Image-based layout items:
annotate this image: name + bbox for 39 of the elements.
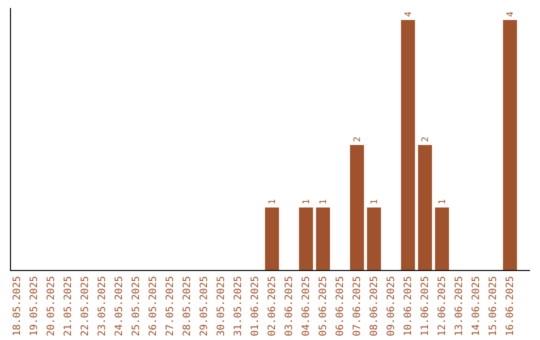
x-tick-label: 26.05.2025 [148, 276, 159, 336]
x-tick-label: 07.06.2025 [352, 276, 363, 336]
x-tick-label: 08.06.2025 [369, 276, 380, 336]
x-tick-label: 22.05.2025 [80, 276, 91, 336]
data-label: 1 [438, 199, 448, 204]
data-label: 2 [353, 136, 363, 142]
data-label: 2 [421, 136, 431, 142]
x-tick-label: 25.05.2025 [131, 276, 142, 336]
x-tick-label: 21.05.2025 [63, 276, 74, 336]
x-tick-label: 20.05.2025 [46, 276, 57, 336]
x-tick-label: 28.05.2025 [182, 276, 193, 336]
x-tick-label: 05.06.2025 [318, 276, 329, 336]
x-tick-label: 12.06.2025 [437, 276, 448, 336]
data-label: 1 [268, 199, 278, 204]
x-tick-label: 16.06.2025 [505, 276, 516, 336]
x-tick-label: 02.06.2025 [267, 276, 278, 336]
data-label: 1 [302, 199, 312, 204]
x-tick-label: 09.06.2025 [386, 276, 397, 336]
x-tick-label: 15.06.2025 [488, 276, 499, 336]
x-tick-label: 06.06.2025 [335, 276, 346, 336]
x-tick-label: 19.05.2025 [29, 276, 40, 336]
data-label: 4 [506, 12, 516, 17]
x-tick-label: 29.05.2025 [199, 276, 210, 336]
x-tick-label: 01.06.2025 [250, 276, 261, 336]
x-tick-label: 18.05.2025 [12, 276, 23, 336]
x-tick-label: 11.06.2025 [420, 276, 431, 336]
x-tick-label: 14.06.2025 [471, 276, 482, 336]
data-label: 4 [404, 12, 414, 17]
x-tick-label: 31.05.2025 [233, 276, 244, 336]
x-tick-label: 23.05.2025 [97, 276, 108, 336]
data-label: 1 [370, 199, 380, 204]
x-tick-label: 13.06.2025 [454, 276, 465, 336]
x-tick-label: 03.06.2025 [284, 276, 295, 336]
x-tick-label: 04.06.2025 [301, 276, 312, 336]
x-tick-label: 30.05.2025 [216, 276, 227, 336]
x-tick-label: 10.06.2025 [403, 276, 414, 336]
data-label: 1 [319, 199, 329, 204]
x-tick-label: 27.05.2025 [165, 276, 176, 336]
x-tick-label: 24.05.2025 [114, 276, 125, 336]
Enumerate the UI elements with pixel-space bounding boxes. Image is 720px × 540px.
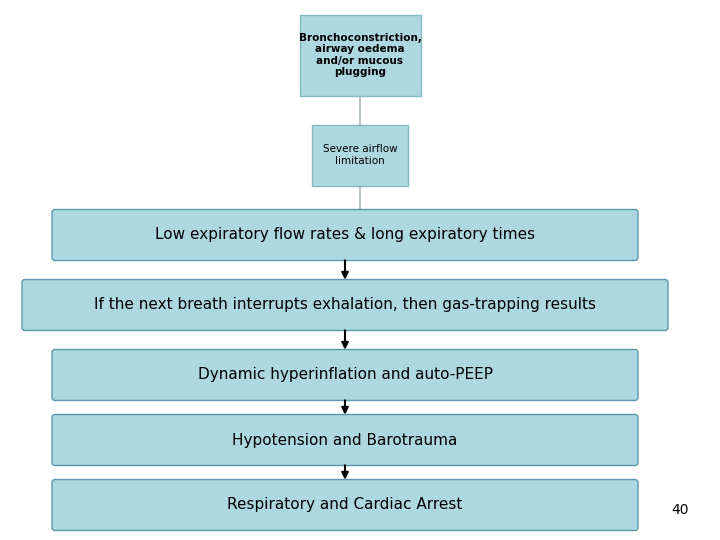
Text: 40: 40 [671,503,689,517]
FancyBboxPatch shape [22,280,668,330]
FancyBboxPatch shape [52,210,638,260]
FancyBboxPatch shape [312,125,408,186]
FancyBboxPatch shape [52,415,638,465]
Text: Dynamic hyperinflation and auto-PEEP: Dynamic hyperinflation and auto-PEEP [197,368,492,382]
Text: If the next breath interrupts exhalation, then gas-trapping results: If the next breath interrupts exhalation… [94,298,596,313]
FancyBboxPatch shape [52,349,638,401]
Text: Hypotension and Barotrauma: Hypotension and Barotrauma [233,433,458,448]
Text: Bronchoconstriction,
airway oedema
and/or mucous
plugging: Bronchoconstriction, airway oedema and/o… [299,32,421,77]
Text: Respiratory and Cardiac Arrest: Respiratory and Cardiac Arrest [228,497,463,512]
FancyBboxPatch shape [52,480,638,530]
Text: Severe airflow
limitation: Severe airflow limitation [323,144,397,166]
Text: Low expiratory flow rates & long expiratory times: Low expiratory flow rates & long expirat… [155,227,535,242]
FancyBboxPatch shape [300,15,420,96]
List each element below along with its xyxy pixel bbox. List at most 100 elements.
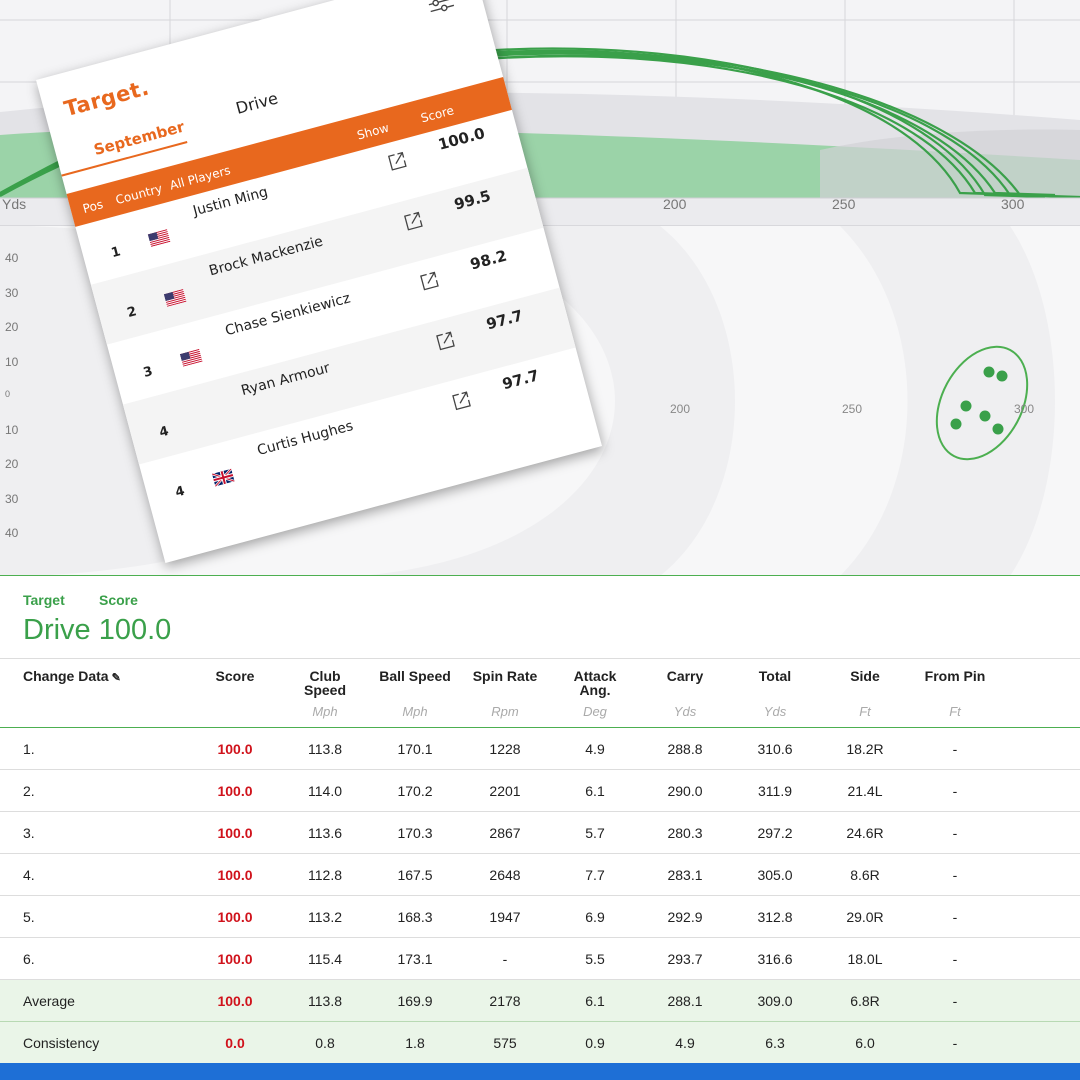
column-label: From Pin [924, 668, 986, 684]
table-row[interactable]: 5. 100.0 113.2 168.3 1947 6.9 292.9 312.8 29.0R - [0, 895, 1080, 938]
column-unit: Mph [402, 704, 428, 719]
target-logo: Target. [61, 75, 152, 122]
table-cell-spacer [1000, 895, 1080, 938]
leaderboard-row[interactable]: 1 Justin Ming 100.0 [75, 108, 528, 285]
table-row[interactable]: 6. 100.0 115.4 173.1-5.5 293.7 316.6 18.0L - [0, 937, 1080, 980]
show-shot-icon[interactable] [433, 329, 457, 353]
table-cell: 305.0 [730, 853, 820, 896]
column-label: Score [215, 668, 255, 684]
dispersion-ellipse [935, 345, 1029, 461]
summary-row[interactable]: Average 100.0 113.8 169.9 2178 6.1 288.1 309.0 6… [0, 979, 1080, 1022]
column-header: From Pin Ft [910, 658, 1000, 728]
table-cell: 1228 [460, 727, 550, 770]
leaderboard-row[interactable]: 2 Brock Mackenzie 99.5 [90, 167, 544, 345]
score-cell: 100.0 [190, 979, 280, 1022]
column-label: Side [850, 668, 880, 684]
table-row[interactable]: 2. 100.0 114.0 170.2 2201 6.1 290.0 311.9 21.4L - [0, 769, 1080, 812]
position: 4 [157, 423, 171, 441]
disp-xtick-250: 250 [842, 402, 863, 416]
column-header: Score [190, 658, 280, 728]
table-cell: 292.9 [640, 895, 730, 938]
table-cell: 2178 [460, 979, 550, 1022]
table-cell: 4.9 [550, 727, 640, 770]
table-row[interactable]: 1. 100.0 113.8 170.1 1228 4.9 288.8 310.6 18.2R - [0, 727, 1080, 770]
column-header: Ball Speed Mph [370, 658, 460, 728]
table-cell: 316.6 [730, 937, 820, 980]
show-shot-icon[interactable] [417, 269, 441, 293]
table-cell: 29.0R [820, 895, 910, 938]
player-score: 97.7 [500, 366, 541, 394]
table-cell: 169.9 [370, 979, 460, 1022]
traj-tick-300: 300 [1001, 196, 1025, 212]
header-pos: Pos [81, 197, 105, 216]
row-label: 5. [0, 895, 190, 938]
table-cell: 113.8 [280, 727, 370, 770]
disp-ytick: 30 [5, 492, 19, 506]
us-flag-icon [147, 229, 171, 247]
table-cell: 7.7 [550, 853, 640, 896]
column-unit: Ft [949, 704, 961, 719]
column-header[interactable]: Change Data ✎ [0, 658, 190, 728]
position: 4 [173, 483, 187, 501]
show-shot-icon[interactable] [449, 389, 473, 413]
table-cell: - [910, 811, 1000, 854]
table-header-row: Change Data ✎ Score Club Speed Mph Ball Spee… [0, 658, 1080, 728]
filter-icon[interactable] [425, 0, 456, 16]
column-header: Carry Yds [640, 658, 730, 728]
table-cell: 115.4 [280, 937, 370, 980]
table-cell: 280.3 [640, 811, 730, 854]
edit-pencil-icon[interactable]: ✎ [108, 672, 121, 684]
table-cell: 0.9 [550, 1021, 640, 1064]
column-label: Total [758, 668, 792, 684]
leaderboard-row[interactable]: 3 Chase Sienkiewicz 98.2 [107, 228, 560, 405]
tab-drive[interactable]: Drive [233, 88, 280, 118]
shot-dot [996, 370, 1008, 382]
disp-xtick-300: 300 [1014, 402, 1035, 416]
leaderboard-row[interactable]: 4 Curtis Hughes 97.7 [139, 347, 592, 524]
score-cell: 100.0 [190, 727, 280, 770]
table-cell: 575 [460, 1021, 550, 1064]
shot-dot [979, 410, 991, 422]
table-cell: 283.1 [640, 853, 730, 896]
table-cell: 21.4L [820, 769, 910, 812]
position: 2 [125, 304, 139, 321]
row-label: 1. [0, 727, 190, 770]
disp-ytick: 20 [5, 320, 19, 334]
column-spacer [1000, 658, 1080, 728]
shot-dot [960, 400, 972, 412]
table-row[interactable]: 3. 100.0 113.6 170.3 2867 5.7 280.3 297.2 24.6R - [0, 811, 1080, 854]
summary-value: Drive 100.0 [23, 614, 172, 646]
leaderboard-row[interactable]: 4 Ryan Armour 97.7 [122, 287, 576, 465]
column-header: Attack Ang. Deg [550, 658, 640, 728]
table-cell: 2648 [460, 853, 550, 896]
score-label: Score [99, 592, 138, 608]
table-row[interactable]: 4. 100.0 112.8 167.5 2648 7.7 283.1 305.0 8.6R - [0, 853, 1080, 896]
table-cell: 112.8 [280, 853, 370, 896]
table-cell: 114.0 [280, 769, 370, 812]
uk-flag-icon [211, 468, 235, 487]
score-cell: 100.0 [190, 811, 280, 854]
column-unit: Mph [312, 704, 338, 719]
traj-tick-250: 250 [832, 196, 856, 212]
column-unit: Yds [763, 704, 787, 719]
table-cell: - [460, 937, 550, 980]
disp-ytick: 40 [5, 251, 19, 265]
range-lane-2 [660, 226, 908, 575]
traj-unit-label: Yds [2, 196, 27, 212]
table-cell: 170.2 [370, 769, 460, 812]
table-cell-spacer [1000, 1021, 1080, 1064]
row-label: 3. [0, 811, 190, 854]
score-cell: 100.0 [190, 895, 280, 938]
column-header: Club Speed Mph [280, 658, 370, 728]
summary-row[interactable]: Consistency 0.0 0.8 1.8 575 0.9 4.9 6.3 6.0- [0, 1021, 1080, 1064]
table-cell: 5.5 [550, 937, 640, 980]
show-shot-icon[interactable] [385, 149, 409, 173]
table-cell-spacer [1000, 769, 1080, 812]
player-score: 97.7 [484, 306, 525, 334]
band-dark [820, 129, 1080, 198]
column-header: Spin Rate Rpm [460, 658, 550, 728]
us-flag-icon [179, 348, 203, 367]
table-cell: 297.2 [730, 811, 820, 854]
show-shot-icon[interactable] [401, 209, 425, 233]
column-label: Attack Ang. [573, 668, 617, 698]
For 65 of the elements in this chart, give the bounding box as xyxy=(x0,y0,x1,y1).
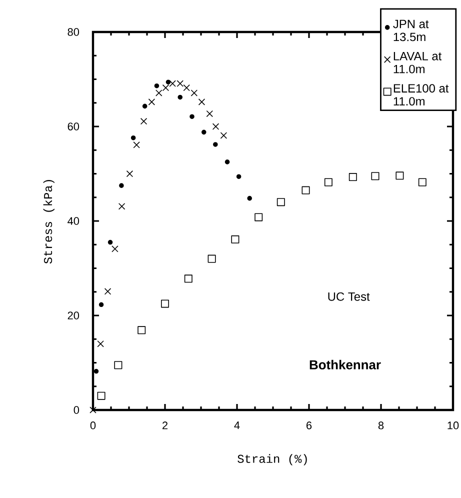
point xyxy=(213,142,218,147)
point xyxy=(254,213,263,222)
point xyxy=(130,135,136,140)
y-tick-label: 80 xyxy=(68,28,80,36)
point xyxy=(138,326,146,334)
point xyxy=(198,98,206,106)
point xyxy=(231,235,240,244)
point xyxy=(247,196,252,201)
legend-label: JPN at 13.5m xyxy=(393,20,429,42)
point xyxy=(190,90,198,96)
point xyxy=(348,173,357,182)
point xyxy=(183,84,190,92)
point xyxy=(212,123,220,130)
point xyxy=(119,183,124,188)
point xyxy=(178,94,183,100)
point xyxy=(142,104,148,109)
annotation: UC Test xyxy=(328,292,370,301)
point xyxy=(276,198,285,206)
point xyxy=(201,130,206,135)
point xyxy=(104,288,112,295)
point xyxy=(140,118,148,125)
point xyxy=(162,84,170,92)
legend-label: ELE100 at 11.0m xyxy=(394,84,449,106)
point xyxy=(126,170,134,178)
point xyxy=(161,300,169,308)
point xyxy=(302,186,310,194)
point xyxy=(112,246,118,252)
point xyxy=(166,80,171,84)
y-tick-label: 0 xyxy=(74,406,80,414)
x-tick-label: 0 xyxy=(90,422,96,430)
point xyxy=(118,202,126,210)
legend-label: LAVAL at 11.0m xyxy=(394,52,442,74)
point xyxy=(236,174,242,179)
point xyxy=(184,274,192,283)
point xyxy=(94,368,99,374)
point xyxy=(206,110,214,118)
point xyxy=(148,98,156,106)
point xyxy=(98,302,104,308)
point xyxy=(156,90,162,96)
point xyxy=(220,132,228,139)
point xyxy=(108,240,113,245)
x-tick-label: 6 xyxy=(306,422,312,430)
x-tick-label: 8 xyxy=(378,422,384,430)
point xyxy=(90,406,96,414)
x-tick-label: 4 xyxy=(234,422,240,430)
point xyxy=(418,178,426,186)
y-tick-label: 60 xyxy=(68,122,80,130)
point xyxy=(97,392,106,400)
point xyxy=(154,83,160,88)
point xyxy=(97,340,104,348)
y-tick-label: 20 xyxy=(68,312,80,320)
x-tick-label: 2 xyxy=(162,422,168,430)
annotation: Bothkennar xyxy=(310,360,381,370)
x-tick-label: 10 xyxy=(448,422,459,430)
point xyxy=(224,160,230,164)
point xyxy=(324,178,332,186)
point xyxy=(133,142,140,148)
y-axis-title: Stress (kPa) xyxy=(43,180,54,264)
point xyxy=(208,254,216,263)
point xyxy=(114,361,122,370)
point xyxy=(190,114,194,119)
point xyxy=(396,172,404,180)
y-tick-label: 40 xyxy=(68,217,80,225)
x-axis-title: Strain (%) xyxy=(238,454,307,466)
point xyxy=(371,172,380,180)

#### [REQUIRED TASK]
Rename "show-shot-icon" to "replay-shot-icon" in the items from the line with "column-label: From Pin [924, 668, 986, 684]" up to and including the line with "row-label: 5. [0, 895, 190, 938]", and give those lines again with everything else unchanged.

#### [EXERCISE OUTPUT]
column-label: From Pin [924, 668, 986, 684]
table-row[interactable]: 5. 100.0 113.2 168.3 1947 6.9 292.9 312.8 29.0R - [0, 895, 1080, 938]
column-unit: Mph [402, 704, 428, 719]
target-logo: Target. [61, 75, 152, 122]
table-cell-spacer [1000, 895, 1080, 938]
leaderboard-row[interactable]: 1 Justin Ming 100.0 [75, 108, 528, 285]
table-row[interactable]: 6. 100.0 115.4 173.1-5.5 293.7 316.6 18.0L - [0, 937, 1080, 980]
replay-shot-icon[interactable] [433, 329, 457, 353]
table-cell: 305.0 [730, 853, 820, 896]
column-label: Score [215, 668, 255, 684]
dispersion-ellipse [935, 345, 1029, 461]
summary-row[interactable]: Average 100.0 113.8 169.9 2178 6.1 288.1 309.0 6… [0, 979, 1080, 1022]
column-header: From Pin Ft [910, 658, 1000, 728]
table-cell: 1228 [460, 727, 550, 770]
leaderboard-row[interactable]: 2 Brock Mackenzie 99.5 [90, 167, 544, 345]
score-cell: 100.0 [190, 979, 280, 1022]
column-label: Side [850, 668, 880, 684]
table-row[interactable]: 2. 100.0 114.0 170.2 2201 6.1 290.0 311.9 21.4L - [0, 769, 1080, 812]
position: 4 [157, 423, 171, 441]
disp-xtick-250: 250 [842, 402, 863, 416]
column-header: Score [190, 658, 280, 728]
table-cell: 292.9 [640, 895, 730, 938]
table-cell: 2178 [460, 979, 550, 1022]
table-cell: 4.9 [550, 727, 640, 770]
table-row[interactable]: 1. 100.0 113.8 170.1 1228 4.9 288.8 310.6 18.2R - [0, 727, 1080, 770]
column-header: Ball Speed Mph [370, 658, 460, 728]
table-cell: 316.6 [730, 937, 820, 980]
replay-shot-icon[interactable] [417, 269, 441, 293]
table-cell: 29.0R [820, 895, 910, 938]
player-score: 97.7 [500, 366, 541, 394]
table-cell: 169.9 [370, 979, 460, 1022]
traj-tick-300: 300 [1001, 196, 1025, 212]
header-pos: Pos [81, 197, 105, 216]
row-label: 5. [0, 895, 190, 938]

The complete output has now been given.